### What the task requires:
In the entries below, find every line holding the string "PTAX" and collect it.

### Data excerpts:
╭──

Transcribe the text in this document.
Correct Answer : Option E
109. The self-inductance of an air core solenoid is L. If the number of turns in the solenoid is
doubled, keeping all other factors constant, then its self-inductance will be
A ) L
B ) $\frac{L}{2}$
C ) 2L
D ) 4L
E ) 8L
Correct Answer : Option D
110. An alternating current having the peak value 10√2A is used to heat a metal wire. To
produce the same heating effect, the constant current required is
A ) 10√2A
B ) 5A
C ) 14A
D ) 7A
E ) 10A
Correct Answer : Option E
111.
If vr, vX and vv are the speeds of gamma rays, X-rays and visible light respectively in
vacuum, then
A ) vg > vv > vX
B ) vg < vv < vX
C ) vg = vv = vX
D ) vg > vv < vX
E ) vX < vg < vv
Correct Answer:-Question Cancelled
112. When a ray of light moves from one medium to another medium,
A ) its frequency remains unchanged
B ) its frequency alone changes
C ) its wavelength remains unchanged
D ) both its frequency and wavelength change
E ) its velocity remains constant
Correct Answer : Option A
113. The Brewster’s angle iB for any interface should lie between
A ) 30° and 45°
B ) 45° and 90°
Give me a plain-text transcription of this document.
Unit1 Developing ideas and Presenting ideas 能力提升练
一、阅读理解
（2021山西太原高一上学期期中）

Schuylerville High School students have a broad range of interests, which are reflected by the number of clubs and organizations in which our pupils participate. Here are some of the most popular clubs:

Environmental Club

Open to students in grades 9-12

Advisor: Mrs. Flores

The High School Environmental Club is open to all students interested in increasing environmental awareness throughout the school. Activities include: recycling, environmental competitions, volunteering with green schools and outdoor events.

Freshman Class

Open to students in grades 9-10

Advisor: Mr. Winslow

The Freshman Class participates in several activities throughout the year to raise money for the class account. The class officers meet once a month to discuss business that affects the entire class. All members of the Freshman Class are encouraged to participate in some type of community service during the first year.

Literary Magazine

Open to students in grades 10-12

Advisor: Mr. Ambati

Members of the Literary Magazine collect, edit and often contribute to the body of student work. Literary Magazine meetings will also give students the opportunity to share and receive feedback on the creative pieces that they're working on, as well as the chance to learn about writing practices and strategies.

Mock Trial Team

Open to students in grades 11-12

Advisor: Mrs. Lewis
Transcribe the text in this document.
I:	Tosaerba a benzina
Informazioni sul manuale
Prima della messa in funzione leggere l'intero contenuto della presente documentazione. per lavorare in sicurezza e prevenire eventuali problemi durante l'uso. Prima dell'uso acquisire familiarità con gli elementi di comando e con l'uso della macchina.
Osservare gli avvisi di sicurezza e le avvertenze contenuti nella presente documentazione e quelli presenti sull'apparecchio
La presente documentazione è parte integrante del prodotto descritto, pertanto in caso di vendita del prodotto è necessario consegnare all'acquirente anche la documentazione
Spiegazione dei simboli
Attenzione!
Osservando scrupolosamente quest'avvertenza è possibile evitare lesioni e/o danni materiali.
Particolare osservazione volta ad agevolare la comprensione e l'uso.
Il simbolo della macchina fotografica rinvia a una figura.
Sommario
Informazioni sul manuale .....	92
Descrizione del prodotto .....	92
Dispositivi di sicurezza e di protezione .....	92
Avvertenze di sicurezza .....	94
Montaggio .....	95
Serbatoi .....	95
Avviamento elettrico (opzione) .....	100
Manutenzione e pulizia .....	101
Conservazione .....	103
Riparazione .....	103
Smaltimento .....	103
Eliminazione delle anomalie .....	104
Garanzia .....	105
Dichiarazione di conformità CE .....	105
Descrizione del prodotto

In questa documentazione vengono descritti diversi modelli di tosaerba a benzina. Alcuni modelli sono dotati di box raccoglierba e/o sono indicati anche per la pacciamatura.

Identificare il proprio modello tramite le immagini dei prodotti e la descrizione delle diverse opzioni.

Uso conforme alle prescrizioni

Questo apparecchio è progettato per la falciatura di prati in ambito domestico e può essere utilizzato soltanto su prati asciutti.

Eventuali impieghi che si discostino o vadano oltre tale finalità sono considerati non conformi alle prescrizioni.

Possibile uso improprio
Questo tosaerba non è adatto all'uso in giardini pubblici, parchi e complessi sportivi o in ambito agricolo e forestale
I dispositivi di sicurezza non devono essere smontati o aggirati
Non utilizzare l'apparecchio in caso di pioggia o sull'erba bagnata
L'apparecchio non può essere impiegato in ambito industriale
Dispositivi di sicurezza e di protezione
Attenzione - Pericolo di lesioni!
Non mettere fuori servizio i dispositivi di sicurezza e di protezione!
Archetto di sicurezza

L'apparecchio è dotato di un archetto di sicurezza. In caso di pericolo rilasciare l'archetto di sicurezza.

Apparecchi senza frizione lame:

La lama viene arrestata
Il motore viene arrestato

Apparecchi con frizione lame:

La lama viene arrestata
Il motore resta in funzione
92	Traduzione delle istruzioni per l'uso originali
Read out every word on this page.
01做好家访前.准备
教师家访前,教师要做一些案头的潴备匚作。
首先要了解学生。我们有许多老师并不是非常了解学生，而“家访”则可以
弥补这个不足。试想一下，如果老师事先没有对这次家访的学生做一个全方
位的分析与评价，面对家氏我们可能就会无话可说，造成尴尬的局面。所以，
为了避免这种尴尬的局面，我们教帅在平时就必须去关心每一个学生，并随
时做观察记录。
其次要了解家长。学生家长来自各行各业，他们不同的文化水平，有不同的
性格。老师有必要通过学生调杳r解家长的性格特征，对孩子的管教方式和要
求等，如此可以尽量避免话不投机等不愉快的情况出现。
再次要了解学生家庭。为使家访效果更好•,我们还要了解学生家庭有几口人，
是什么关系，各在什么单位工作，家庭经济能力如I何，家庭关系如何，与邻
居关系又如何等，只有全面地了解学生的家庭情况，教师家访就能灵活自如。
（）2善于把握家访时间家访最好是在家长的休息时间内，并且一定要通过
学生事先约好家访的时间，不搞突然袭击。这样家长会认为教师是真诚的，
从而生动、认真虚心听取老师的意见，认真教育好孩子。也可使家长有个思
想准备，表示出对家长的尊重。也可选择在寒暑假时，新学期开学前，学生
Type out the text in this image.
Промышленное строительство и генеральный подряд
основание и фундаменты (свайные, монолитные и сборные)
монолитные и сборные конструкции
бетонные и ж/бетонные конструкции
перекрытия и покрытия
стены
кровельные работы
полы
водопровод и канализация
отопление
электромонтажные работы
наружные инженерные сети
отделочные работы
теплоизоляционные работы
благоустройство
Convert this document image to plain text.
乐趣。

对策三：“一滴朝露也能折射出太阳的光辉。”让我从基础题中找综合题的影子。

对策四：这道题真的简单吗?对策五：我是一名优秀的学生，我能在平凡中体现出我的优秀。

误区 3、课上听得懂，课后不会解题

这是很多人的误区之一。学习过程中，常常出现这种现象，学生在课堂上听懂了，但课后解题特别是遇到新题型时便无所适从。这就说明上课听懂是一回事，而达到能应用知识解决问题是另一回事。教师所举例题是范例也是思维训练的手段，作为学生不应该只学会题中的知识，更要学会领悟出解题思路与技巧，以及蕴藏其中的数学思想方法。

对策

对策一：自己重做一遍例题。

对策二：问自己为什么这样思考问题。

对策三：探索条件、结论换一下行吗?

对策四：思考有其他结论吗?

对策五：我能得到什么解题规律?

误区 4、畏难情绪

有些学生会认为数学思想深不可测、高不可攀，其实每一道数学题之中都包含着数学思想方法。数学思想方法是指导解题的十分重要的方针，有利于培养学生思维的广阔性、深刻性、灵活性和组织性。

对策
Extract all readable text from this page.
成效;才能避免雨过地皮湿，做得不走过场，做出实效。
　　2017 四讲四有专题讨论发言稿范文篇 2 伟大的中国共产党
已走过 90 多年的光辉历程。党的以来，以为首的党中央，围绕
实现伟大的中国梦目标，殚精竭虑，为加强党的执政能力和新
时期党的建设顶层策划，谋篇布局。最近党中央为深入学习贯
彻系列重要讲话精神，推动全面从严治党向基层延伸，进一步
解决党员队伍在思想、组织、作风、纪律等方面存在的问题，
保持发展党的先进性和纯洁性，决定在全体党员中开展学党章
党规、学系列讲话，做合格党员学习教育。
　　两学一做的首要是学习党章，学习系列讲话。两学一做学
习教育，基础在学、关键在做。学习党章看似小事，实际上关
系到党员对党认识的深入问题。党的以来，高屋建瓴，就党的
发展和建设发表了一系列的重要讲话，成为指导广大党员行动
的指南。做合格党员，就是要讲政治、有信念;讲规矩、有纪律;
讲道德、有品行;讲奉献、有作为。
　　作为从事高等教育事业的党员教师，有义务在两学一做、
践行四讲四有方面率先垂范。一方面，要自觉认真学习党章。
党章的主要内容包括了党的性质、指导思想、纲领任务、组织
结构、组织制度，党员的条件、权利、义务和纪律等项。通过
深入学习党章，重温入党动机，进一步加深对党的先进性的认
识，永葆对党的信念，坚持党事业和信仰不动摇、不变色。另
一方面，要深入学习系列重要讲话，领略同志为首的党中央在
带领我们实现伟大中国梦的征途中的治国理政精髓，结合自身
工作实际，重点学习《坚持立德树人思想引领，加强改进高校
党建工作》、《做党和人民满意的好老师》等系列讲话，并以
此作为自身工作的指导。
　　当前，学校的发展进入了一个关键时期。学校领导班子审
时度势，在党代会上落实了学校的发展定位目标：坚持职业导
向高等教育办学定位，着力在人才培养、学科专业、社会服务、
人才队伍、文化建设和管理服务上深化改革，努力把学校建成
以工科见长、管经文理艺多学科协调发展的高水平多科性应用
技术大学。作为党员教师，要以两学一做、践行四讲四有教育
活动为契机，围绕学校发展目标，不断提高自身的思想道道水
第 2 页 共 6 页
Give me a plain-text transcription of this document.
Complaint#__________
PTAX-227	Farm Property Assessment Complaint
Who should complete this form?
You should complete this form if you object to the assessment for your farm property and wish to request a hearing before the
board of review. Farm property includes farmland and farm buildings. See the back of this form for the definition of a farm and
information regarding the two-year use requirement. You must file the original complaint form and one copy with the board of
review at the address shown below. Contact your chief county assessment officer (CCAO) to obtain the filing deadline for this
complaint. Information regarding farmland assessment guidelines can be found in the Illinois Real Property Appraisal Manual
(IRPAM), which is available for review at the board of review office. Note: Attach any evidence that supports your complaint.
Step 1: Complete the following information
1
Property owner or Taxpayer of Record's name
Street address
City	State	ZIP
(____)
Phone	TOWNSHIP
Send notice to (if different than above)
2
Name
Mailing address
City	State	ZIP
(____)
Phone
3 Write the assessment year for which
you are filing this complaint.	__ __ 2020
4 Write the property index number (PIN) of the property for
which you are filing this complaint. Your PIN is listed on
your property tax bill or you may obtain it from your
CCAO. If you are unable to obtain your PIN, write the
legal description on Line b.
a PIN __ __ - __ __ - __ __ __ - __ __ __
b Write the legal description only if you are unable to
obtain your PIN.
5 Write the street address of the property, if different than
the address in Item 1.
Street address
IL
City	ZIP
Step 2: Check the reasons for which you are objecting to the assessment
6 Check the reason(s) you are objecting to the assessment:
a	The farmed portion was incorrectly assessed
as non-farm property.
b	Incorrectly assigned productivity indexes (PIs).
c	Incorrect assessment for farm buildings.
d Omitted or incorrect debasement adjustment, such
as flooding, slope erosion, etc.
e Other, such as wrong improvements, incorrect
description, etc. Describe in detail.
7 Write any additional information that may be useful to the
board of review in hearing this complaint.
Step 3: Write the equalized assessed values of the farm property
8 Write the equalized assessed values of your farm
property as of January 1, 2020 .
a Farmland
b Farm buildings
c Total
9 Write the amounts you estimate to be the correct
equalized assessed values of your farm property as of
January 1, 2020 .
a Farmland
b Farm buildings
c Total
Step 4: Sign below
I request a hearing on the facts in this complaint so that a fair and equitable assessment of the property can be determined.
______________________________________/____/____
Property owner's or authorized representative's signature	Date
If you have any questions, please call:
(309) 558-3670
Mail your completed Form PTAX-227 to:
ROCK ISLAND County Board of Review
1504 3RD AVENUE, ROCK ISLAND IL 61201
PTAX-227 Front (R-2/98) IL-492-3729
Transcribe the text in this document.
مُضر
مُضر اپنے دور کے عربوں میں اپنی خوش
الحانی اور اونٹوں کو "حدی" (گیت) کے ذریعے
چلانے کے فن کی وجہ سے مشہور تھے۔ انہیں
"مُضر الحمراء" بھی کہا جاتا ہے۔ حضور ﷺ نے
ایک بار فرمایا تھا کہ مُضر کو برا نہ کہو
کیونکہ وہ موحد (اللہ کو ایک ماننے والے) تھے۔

╰──

### Answer to the problem:
PTAX-227	Farm Property Assessment Complaint
Mail your completed Form PTAX-227 to:
PTAX-227 Front (R-2/98) IL-492-3729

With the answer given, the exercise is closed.